[Stored data]

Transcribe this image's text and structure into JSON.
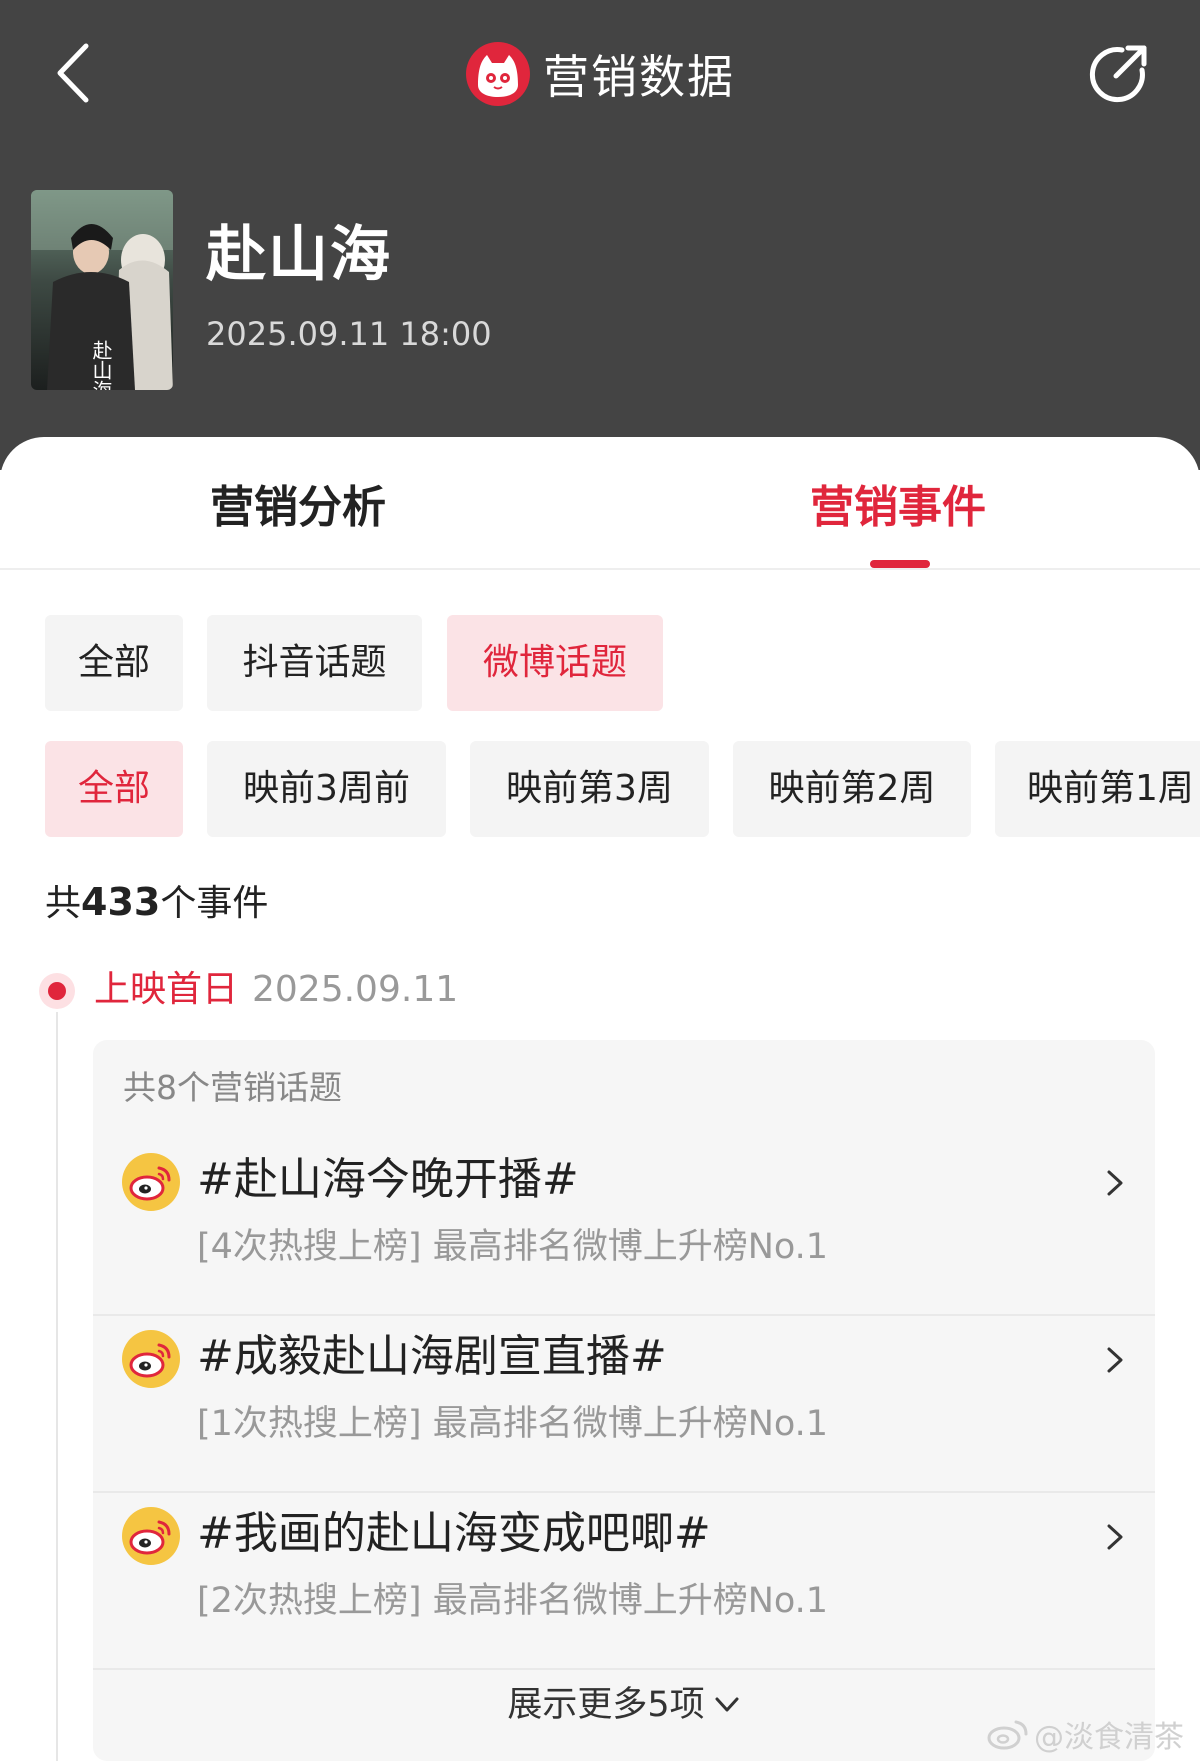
{
  "nav": {
    "title": "营销数据",
    "back_icon": "chevron-left-icon",
    "share_icon": "share-icon",
    "logo_icon": "cat-logo-icon"
  },
  "movie": {
    "title": "赴山海",
    "datetime": "2025.09.11 18:00",
    "poster_text": "赴山海"
  },
  "tabs": [
    {
      "label": "营销分析",
      "active": false
    },
    {
      "label": "营销事件",
      "active": true
    }
  ],
  "platform_filters": [
    {
      "label": "全部",
      "active": false
    },
    {
      "label": "抖音话题",
      "active": false
    },
    {
      "label": "微博话题",
      "active": true
    }
  ],
  "period_filters": [
    {
      "label": "全部",
      "active": true
    },
    {
      "label": "映前3周前",
      "active": false
    },
    {
      "label": "映前第3周",
      "active": false
    },
    {
      "label": "映前第2周",
      "active": false
    },
    {
      "label": "映前第1周",
      "active": false
    }
  ],
  "summary": {
    "prefix": "共",
    "count": "433",
    "suffix": "个事件"
  },
  "timeline": {
    "label": "上映首日",
    "date": "2025.09.11",
    "card": {
      "count_text": "共8个营销话题",
      "topics": [
        {
          "title": "#赴山海今晚开播#",
          "sub": "[4次热搜上榜] 最高排名微博上升榜No.1"
        },
        {
          "title": "#成毅赴山海剧宣直播#",
          "sub": "[1次热搜上榜] 最高排名微博上升榜No.1"
        },
        {
          "title": "#我画的赴山海变成吧唧#",
          "sub": "[2次热搜上榜] 最高排名微博上升榜No.1"
        }
      ],
      "show_more": "展示更多5项"
    }
  },
  "watermark": "@淡食清茶",
  "colors": {
    "accent": "#e0263c",
    "header_bg": "#444444",
    "chip_bg": "#f4f4f4",
    "chip_active_bg": "#fbe3e6",
    "card_bg": "#f6f6f6"
  }
}
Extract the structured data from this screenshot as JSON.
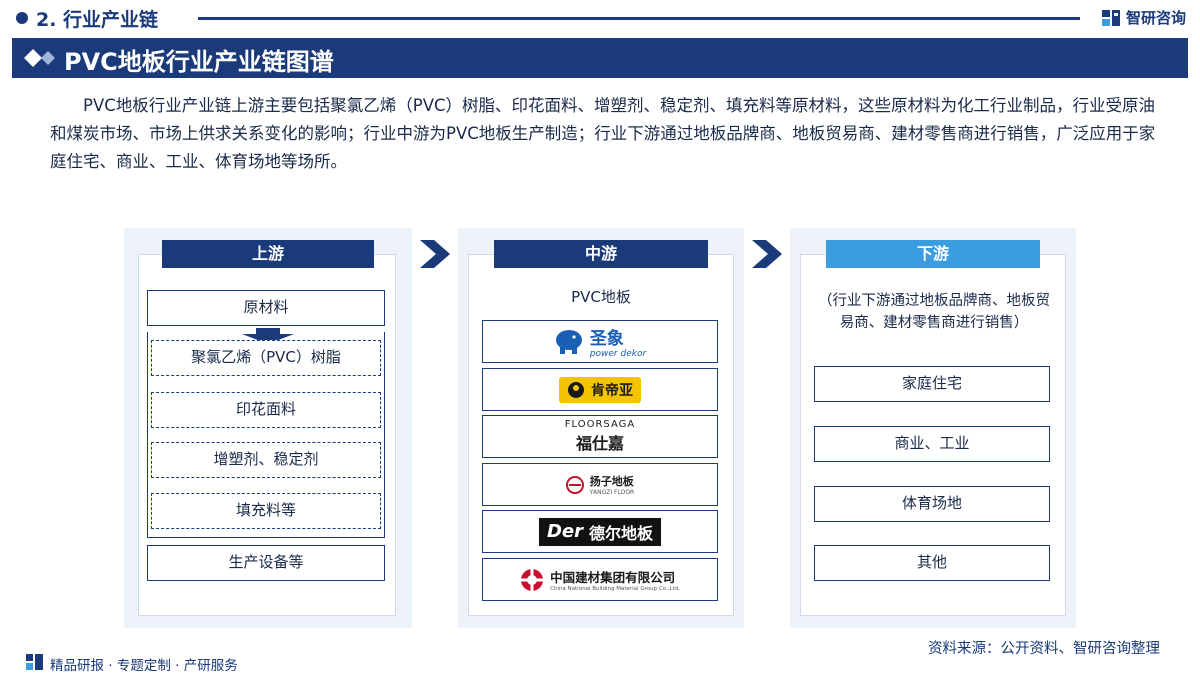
{
  "header": {
    "section_title": "2. 行业产业链",
    "brand": "智研咨询",
    "banner_title": "PVC地板行业产业链图谱"
  },
  "intro": "PVC地板行业产业链上游主要包括聚氯乙烯（PVC）树脂、印花面料、增塑剂、稳定剂、填充料等原材料，这些原材料为化工行业制品，行业受原油和煤炭市场、市场上供求关系变化的影响；行业中游为PVC地板生产制造；行业下游通过地板品牌商、地板贸易商、建材零售商进行销售，广泛应用于家庭住宅、商业、工业、体育场地等场所。",
  "upstream": {
    "title": "上游",
    "raw_materials": "原材料",
    "items": [
      "聚氯乙烯（PVC）树脂",
      "印花面料",
      "增塑剂、稳定剂",
      "填充料等"
    ],
    "equipment": "生产设备等"
  },
  "midstream": {
    "title": "中游",
    "label": "PVC地板",
    "logos": [
      {
        "name": "圣象",
        "sub": "power dekor"
      },
      {
        "name": "肯帝亚",
        "sub": ""
      },
      {
        "name": "福仕嘉",
        "sub": "FLOORSAGA"
      },
      {
        "name": "扬子地板",
        "sub": "YANGZI FLOOR"
      },
      {
        "name": "德尔地板",
        "sub": "Der"
      },
      {
        "name": "中国建材集团有限公司",
        "sub": "China National Building Material Group Co.,Ltd."
      }
    ]
  },
  "downstream": {
    "title": "下游",
    "note": "（行业下游通过地板品牌商、地板贸易商、建材零售商进行销售）",
    "items": [
      "家庭住宅",
      "商业、工业",
      "体育场地",
      "其他"
    ]
  },
  "source": "资料来源：公开资料、智研咨询整理",
  "footer": "精品研报 · 专题定制 · 产研服务",
  "colors": {
    "navy": "#1b3a7a",
    "light_blue": "#3b9de0",
    "panel_bg": "#eef3fa"
  }
}
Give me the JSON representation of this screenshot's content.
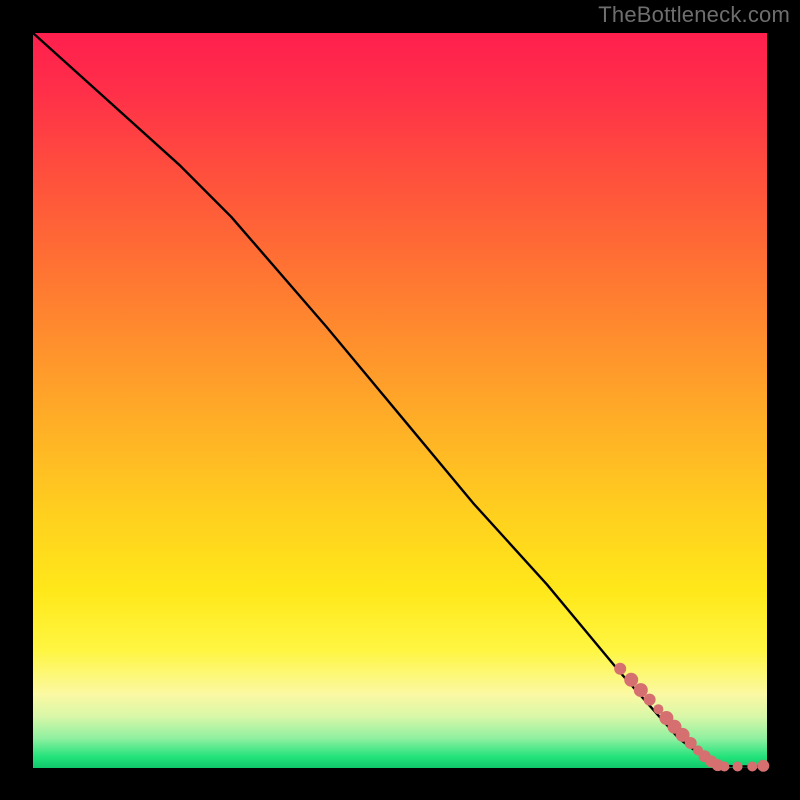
{
  "attribution": "TheBottleneck.com",
  "colors": {
    "frame": "#000000",
    "line": "#000000",
    "marker": "#d66f6f",
    "gradient_top": "#ff1f4e",
    "gradient_mid": "#ffe81a",
    "gradient_bottom": "#10c76a"
  },
  "chart_data": {
    "type": "line",
    "title": "",
    "xlabel": "",
    "ylabel": "",
    "xlim": [
      0,
      100
    ],
    "ylim": [
      0,
      100
    ],
    "grid": false,
    "legend": false,
    "series": [
      {
        "name": "curve",
        "x": [
          0,
          10,
          20,
          27,
          40,
          50,
          60,
          70,
          80,
          88,
          92,
          94,
          96,
          98,
          100
        ],
        "y": [
          100,
          91,
          82,
          75,
          60,
          48,
          36,
          25,
          13,
          4,
          1,
          0.3,
          0.2,
          0.2,
          0.3
        ]
      }
    ],
    "markers": {
      "name": "highlighted-points",
      "color": "#d66f6f",
      "points": [
        {
          "x": 80.0,
          "y": 13.5,
          "r": 6
        },
        {
          "x": 81.5,
          "y": 12.0,
          "r": 7
        },
        {
          "x": 82.8,
          "y": 10.6,
          "r": 7
        },
        {
          "x": 84.0,
          "y": 9.3,
          "r": 6
        },
        {
          "x": 85.2,
          "y": 8.0,
          "r": 5
        },
        {
          "x": 86.3,
          "y": 6.8,
          "r": 7
        },
        {
          "x": 87.4,
          "y": 5.6,
          "r": 7
        },
        {
          "x": 88.5,
          "y": 4.5,
          "r": 7
        },
        {
          "x": 89.6,
          "y": 3.4,
          "r": 6
        },
        {
          "x": 90.6,
          "y": 2.4,
          "r": 5
        },
        {
          "x": 91.5,
          "y": 1.6,
          "r": 6
        },
        {
          "x": 92.4,
          "y": 0.9,
          "r": 6
        },
        {
          "x": 93.3,
          "y": 0.4,
          "r": 6
        },
        {
          "x": 94.2,
          "y": 0.2,
          "r": 5
        },
        {
          "x": 96.0,
          "y": 0.2,
          "r": 5
        },
        {
          "x": 98.0,
          "y": 0.2,
          "r": 5
        },
        {
          "x": 99.5,
          "y": 0.3,
          "r": 6
        }
      ]
    }
  }
}
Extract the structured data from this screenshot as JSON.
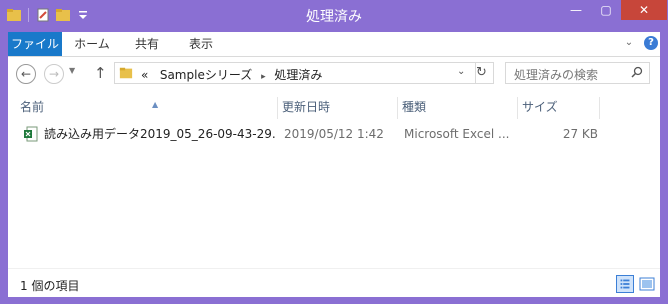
{
  "window": {
    "title": "処理済み",
    "min_glyph": "—",
    "max_glyph": "▢",
    "close_glyph": "✕"
  },
  "ribbon": {
    "tabs": [
      "ファイル",
      "ホーム",
      "共有",
      "表示"
    ],
    "expand_glyph": "⌄",
    "help_glyph": "?"
  },
  "nav": {
    "back_glyph": "←",
    "forward_glyph": "→",
    "recent_glyph": "▼",
    "up_glyph": "↑",
    "refresh_glyph": "↻",
    "address": {
      "prefix": "«",
      "crumbs": [
        "Sampleシリーズ",
        "処理済み"
      ],
      "separator": "▸"
    },
    "dropdown_glyph": "⌄",
    "search_placeholder": "処理済みの検索"
  },
  "columns": {
    "name": "名前",
    "date": "更新日時",
    "type": "種類",
    "size": "サイズ"
  },
  "files": [
    {
      "name": "読み込み用データ2019_05_26-09-43-29...",
      "date": "2019/05/12 1:42",
      "type": "Microsoft Excel ...",
      "size": "27 KB",
      "icon": "excel-file-icon"
    }
  ],
  "status": {
    "text": "1 個の項目"
  },
  "colors": {
    "title_bar": "#8a6fd3",
    "file_tab": "#1979ca",
    "close_button": "#c7463a"
  }
}
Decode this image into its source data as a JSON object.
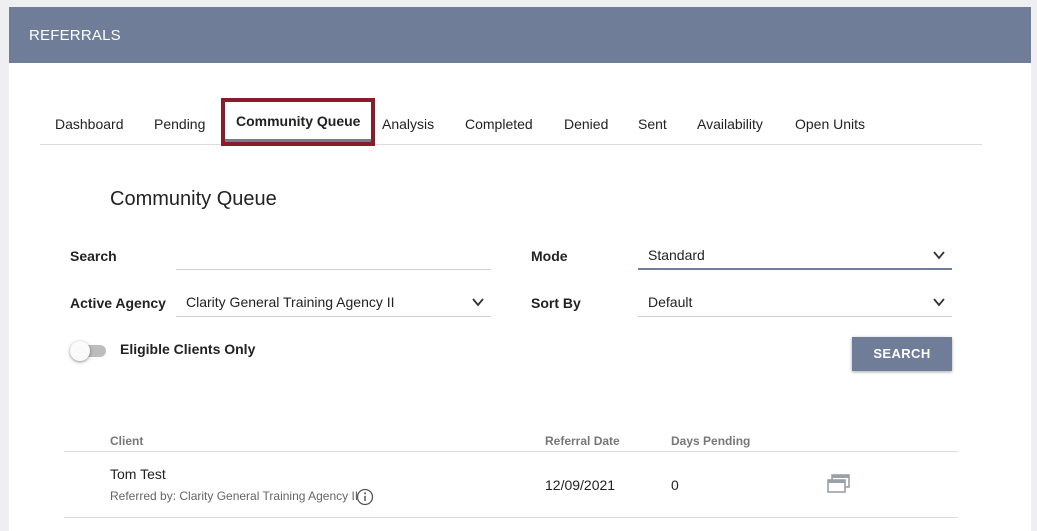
{
  "header": {
    "title": "REFERRALS"
  },
  "tabs": [
    {
      "label": "Dashboard"
    },
    {
      "label": "Pending"
    },
    {
      "label": "Community Queue"
    },
    {
      "label": "Analysis"
    },
    {
      "label": "Completed"
    },
    {
      "label": "Denied"
    },
    {
      "label": "Sent"
    },
    {
      "label": "Availability"
    },
    {
      "label": "Open Units"
    }
  ],
  "section": {
    "title": "Community Queue"
  },
  "filters": {
    "search_label": "Search",
    "search_value": "",
    "mode_label": "Mode",
    "mode_value": "Standard",
    "agency_label": "Active Agency",
    "agency_value": "Clarity General Training Agency II",
    "sort_label": "Sort By",
    "sort_value": "Default",
    "eligible_label": "Eligible Clients Only",
    "search_button": "SEARCH"
  },
  "table": {
    "headers": {
      "client": "Client",
      "referral_date": "Referral Date",
      "days_pending": "Days Pending"
    },
    "rows": [
      {
        "client": "Tom Test",
        "referred_by": "Referred by: Clarity General Training Agency II",
        "referral_date": "12/09/2021",
        "days_pending": "0"
      }
    ]
  },
  "colors": {
    "header": "#6f7d99",
    "highlight_border": "#8b1a2b"
  }
}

*Exercise objective*: From the data, list each line in which the string "General" appears.

*Result*:
    "agency_value": "Clarity General Training Agency II",
        "referred_by": "Referred by: Clarity General Training Agency II",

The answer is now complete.